--- BEGIN Material shown ---

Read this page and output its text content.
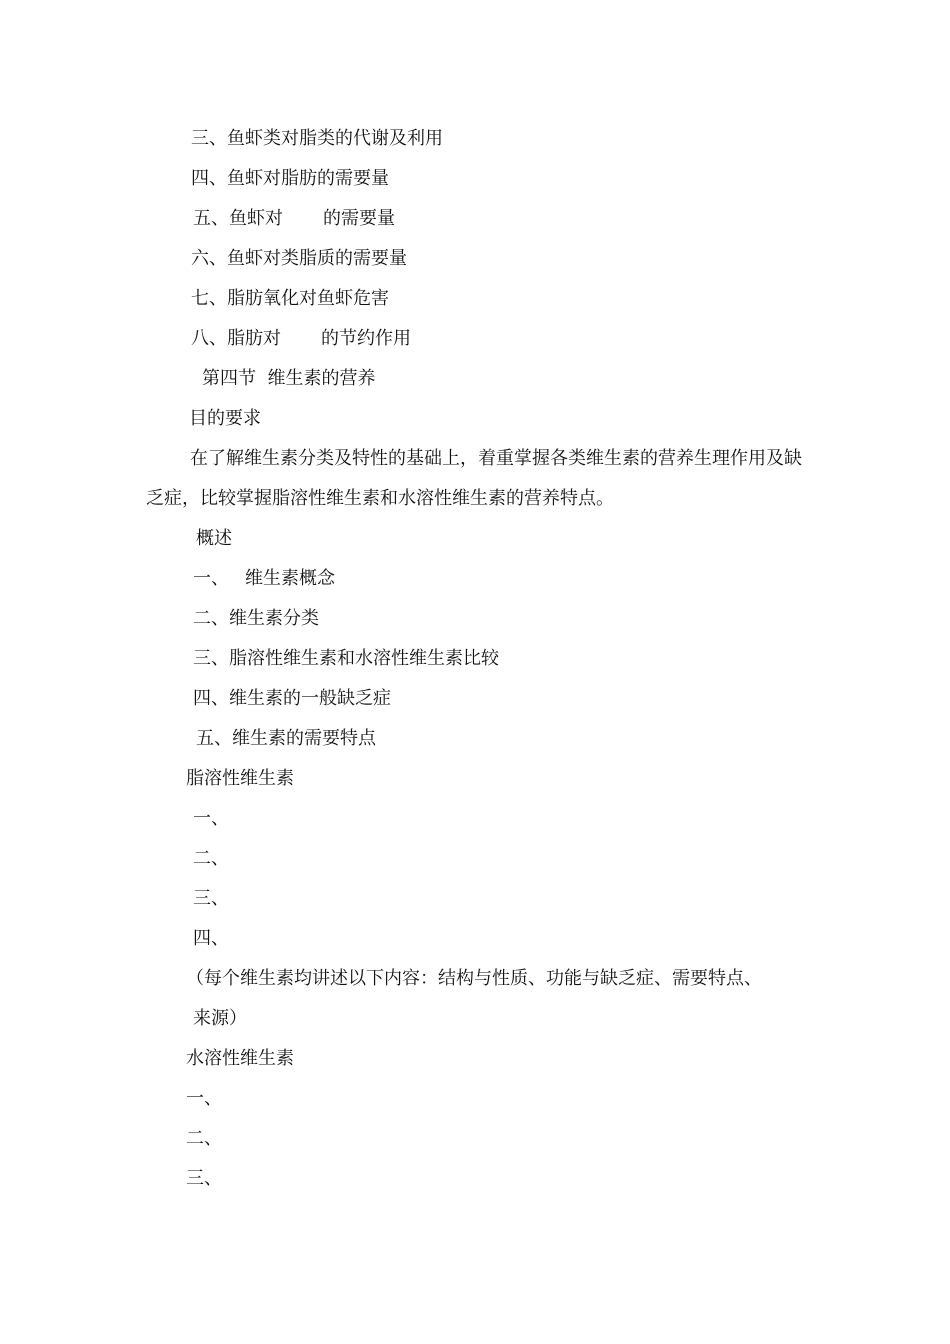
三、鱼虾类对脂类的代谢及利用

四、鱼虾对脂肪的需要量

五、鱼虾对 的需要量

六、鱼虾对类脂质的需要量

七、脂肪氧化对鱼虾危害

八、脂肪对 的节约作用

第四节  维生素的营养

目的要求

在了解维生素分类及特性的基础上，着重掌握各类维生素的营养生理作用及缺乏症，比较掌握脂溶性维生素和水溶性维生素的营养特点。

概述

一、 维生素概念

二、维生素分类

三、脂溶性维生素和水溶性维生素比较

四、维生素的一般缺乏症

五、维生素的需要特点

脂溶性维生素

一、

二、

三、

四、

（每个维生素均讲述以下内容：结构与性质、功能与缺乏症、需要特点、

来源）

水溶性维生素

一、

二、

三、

--- END Material shown ---

Problem to work on
Your task is to transcribe all of the records precisely, with no images included.

Response to this task
Read this page and output its text content.
三、鱼虾类对脂类的代谢及利用

四、鱼虾对脂肪的需要量

五、鱼虾对 的需要量

六、鱼虾对类脂质的需要量

七、脂肪氧化对鱼虾危害

八、脂肪对 的节约作用

第四节  维生素的营养

目的要求

在了解维生素分类及特性的基础上，着重掌握各类维生素的营养生理作用及缺乏症，比较掌握脂溶性维生素和水溶性维生素的营养特点。

概述

一、 维生素概念

二、维生素分类

三、脂溶性维生素和水溶性维生素比较

四、维生素的一般缺乏症

五、维生素的需要特点

脂溶性维生素

一、

二、

三、

四、

（每个维生素均讲述以下内容：结构与性质、功能与缺乏症、需要特点、

来源）

水溶性维生素

一、

二、

三、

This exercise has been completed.